__WHAT YOU NEED TO DO__: Please pull out every line that includes the string "Groups".

(Extracted records)
****************************************
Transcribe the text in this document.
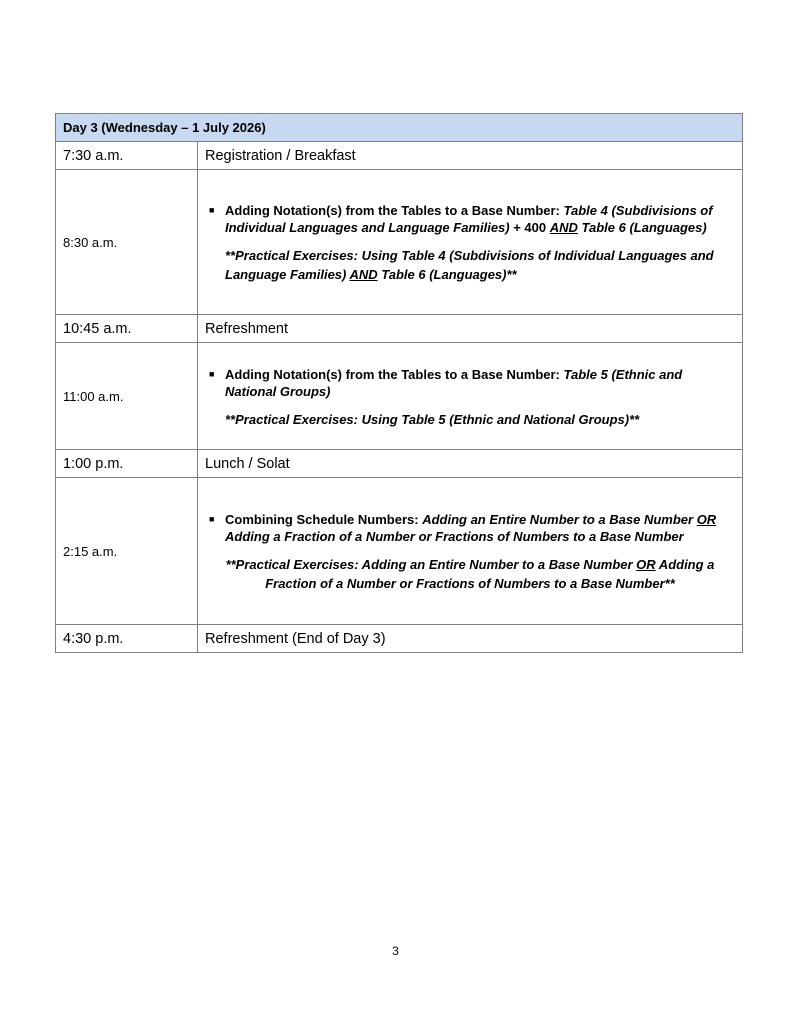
Day 3 (Wednesday – 1 July 2026)	
7:30 a.m.	Registration / Breakfast
8:30 a.m.	■ Adding Notation(s) from the Tables to a Base Number: Table 4 (Subdivisions of Individual Languages and Language Families) + 400 AND Table 6 (Languages)
**Practical Exercises: Using Table 4 (Subdivisions of Individual Languages and Language Families) AND Table 6 (Languages)**

10:45 a.m.	Refreshment
11:00 a.m.	■ Adding Notation(s) from the Tables to a Base Number: Table 5 (Ethnic and National Groups)
**Practical Exercises: Using Table 5 (Ethnic and National Groups)**

1:00 p.m.	Lunch / Solat
2:15 a.m.	■ Combining Schedule Numbers: Adding an Entire Number to a Base Number OR Adding a Fraction of a Number or Fractions of Numbers to a Base Number
**Practical Exercises: Adding an Entire Number to a Base Number OR Adding a Fraction of a Number or Fractions of Numbers to a Base Number**

4:30 p.m.	Refreshment (End of Day 3)
3
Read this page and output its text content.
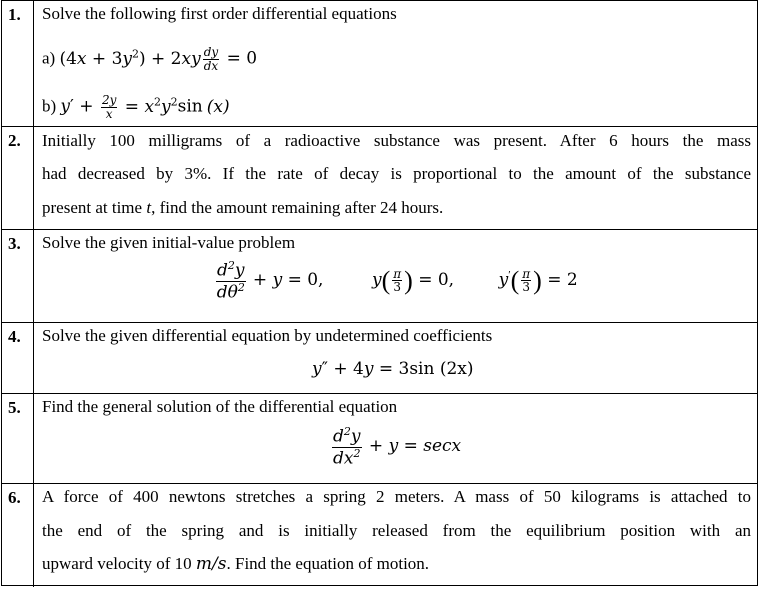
1.	Solve the following first order differential equations
a) $(4x + 3y^2) + 2xy \frac{dy}{dx} = 0$
b) $y' + \frac{2y}{x} = x^2y^2\sin$ (x)
2.	Initially 100 milligrams of a radioactive substance was present. After 6 hours the mass
had decreased by 3%. If the rate of decay is proportional to the amount of the substance
present at time t, find the amount remaining after 24 hours.
3.	Solve the given initial-value problem
$\frac{d^2y}{d\theta^2} + y = 0$,	$y( \frac{\pi}{3}$ ) = 0,	$y'( \frac{\pi}{3}$ ) = 2
4.	Solve the given differential equation by undetermined coefficients
y″ + 4y = 3sin (2x)
5.	Find the general solution of the differential equation
$\frac{d^2y}{dx^2} + y = \sec x$
6.	A force of 400 newtons stretches a spring 2 meters. A mass of 50 kilograms is attached to
the end of the spring and is initially released from the equilibrium position with an
upward velocity of 10 m/s. Find the equation of motion.
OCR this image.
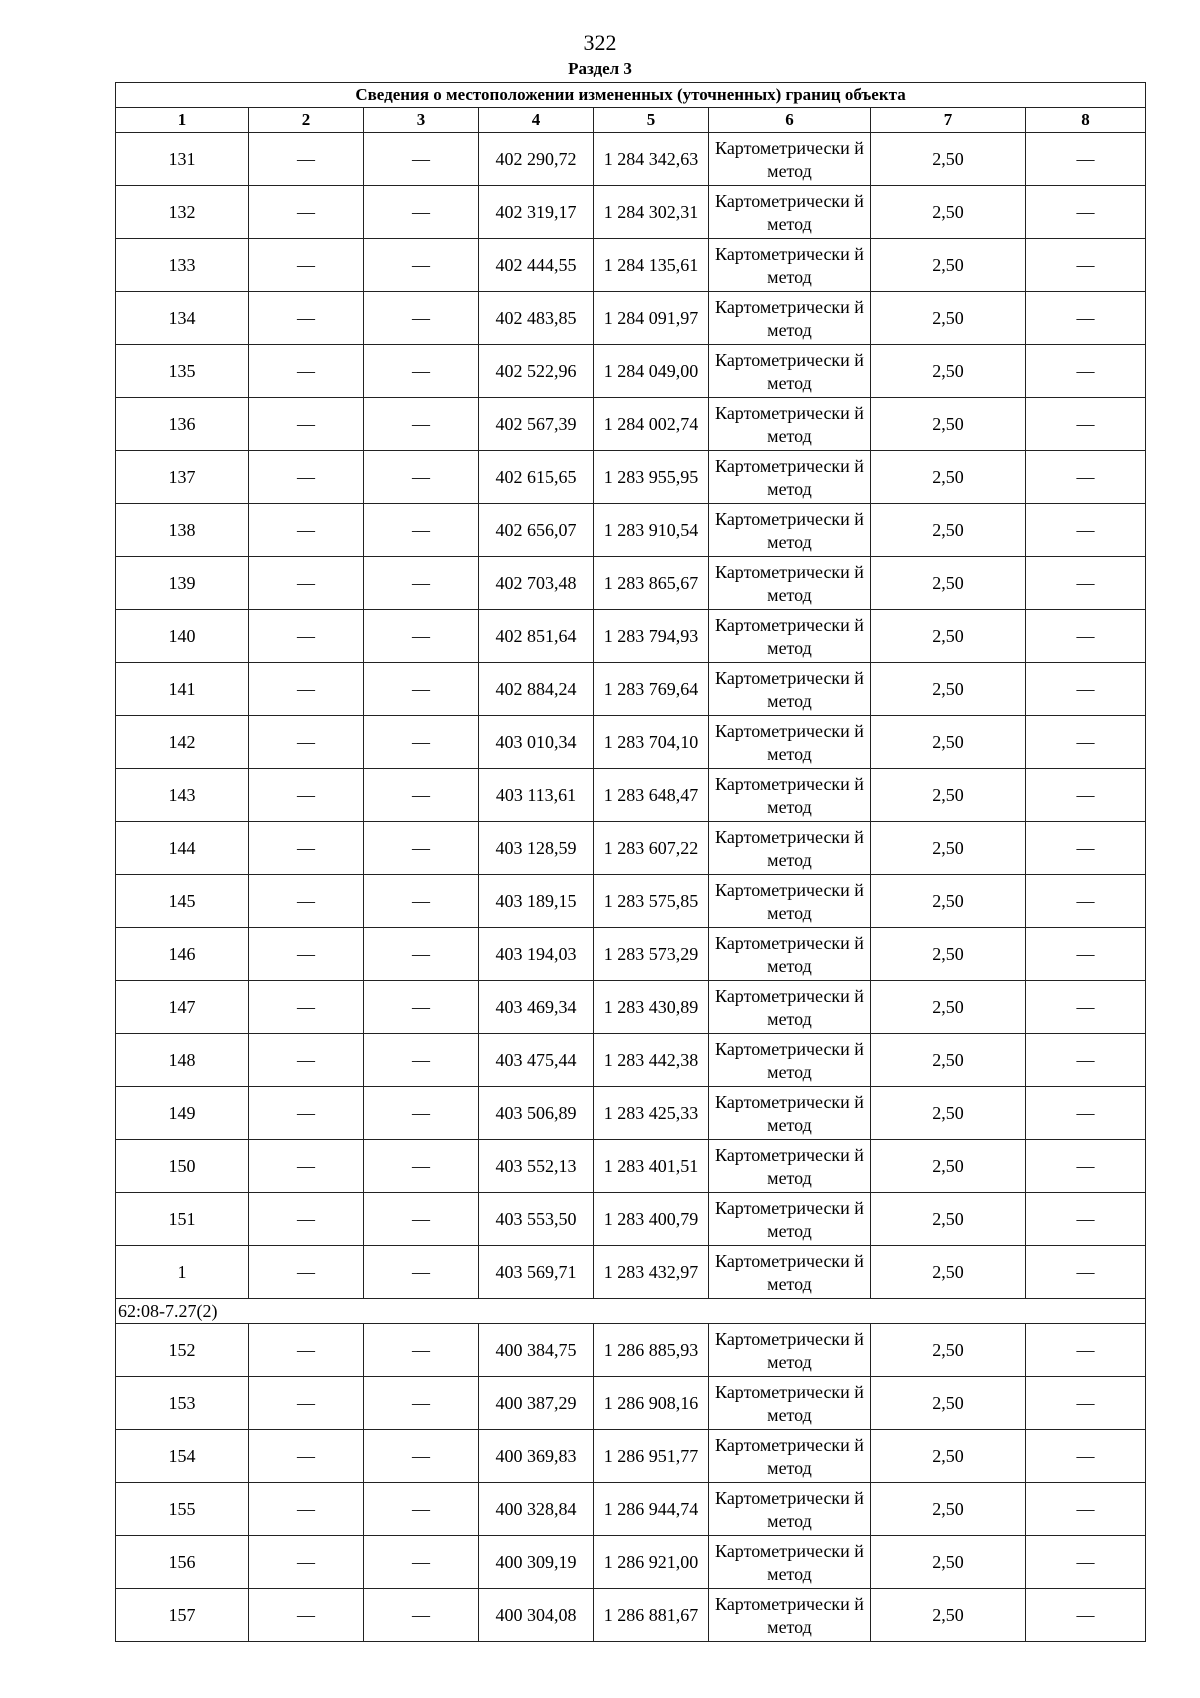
322
Раздел 3
Сведения о местоположении измененных (уточненных) границ объекта							
1	2	3	4	5	6	7	8
131	—	—	402 290,72	1 284 342,63	Картометрически й метод	2,50	—
132	—	—	402 319,17	1 284 302,31	Картометрически й метод	2,50	—
133	—	—	402 444,55	1 284 135,61	Картометрически й метод	2,50	—
134	—	—	402 483,85	1 284 091,97	Картометрически й метод	2,50	—
135	—	—	402 522,96	1 284 049,00	Картометрически й метод	2,50	—
136	—	—	402 567,39	1 284 002,74	Картометрически й метод	2,50	—
137	—	—	402 615,65	1 283 955,95	Картометрически й метод	2,50	—
138	—	—	402 656,07	1 283 910,54	Картометрически й метод	2,50	—
139	—	—	402 703,48	1 283 865,67	Картометрически й метод	2,50	—
140	—	—	402 851,64	1 283 794,93	Картометрически й метод	2,50	—
141	—	—	402 884,24	1 283 769,64	Картометрически й метод	2,50	—
142	—	—	403 010,34	1 283 704,10	Картометрически й метод	2,50	—
143	—	—	403 113,61	1 283 648,47	Картометрически й метод	2,50	—
144	—	—	403 128,59	1 283 607,22	Картометрически й метод	2,50	—
145	—	—	403 189,15	1 283 575,85	Картометрически й метод	2,50	—
146	—	—	403 194,03	1 283 573,29	Картометрически й метод	2,50	—
147	—	—	403 469,34	1 283 430,89	Картометрически й метод	2,50	—
148	—	—	403 475,44	1 283 442,38	Картометрически й метод	2,50	—
149	—	—	403 506,89	1 283 425,33	Картометрически й метод	2,50	—
150	—	—	403 552,13	1 283 401,51	Картометрически й метод	2,50	—
151	—	—	403 553,50	1 283 400,79	Картометрически й метод	2,50	—
1	—	—	403 569,71	1 283 432,97	Картометрически й метод	2,50	—
62:08-7.27(2)							
152	—	—	400 384,75	1 286 885,93	Картометрически й метод	2,50	—
153	—	—	400 387,29	1 286 908,16	Картометрически й метод	2,50	—
154	—	—	400 369,83	1 286 951,77	Картометрически й метод	2,50	—
155	—	—	400 328,84	1 286 944,74	Картометрически й метод	2,50	—
156	—	—	400 309,19	1 286 921,00	Картометрически й метод	2,50	—
157	—	—	400 304,08	1 286 881,67	Картометрически й метод	2,50	—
****************************************
__ANSWER FOR THE TASK__:
11:00 a.m.	■ Adding Notation(s) from the Tables to a Base Number: Table 5 (Ethnic and National Groups)
**Practical Exercises: Using Table 5 (Ethnic and National Groups)**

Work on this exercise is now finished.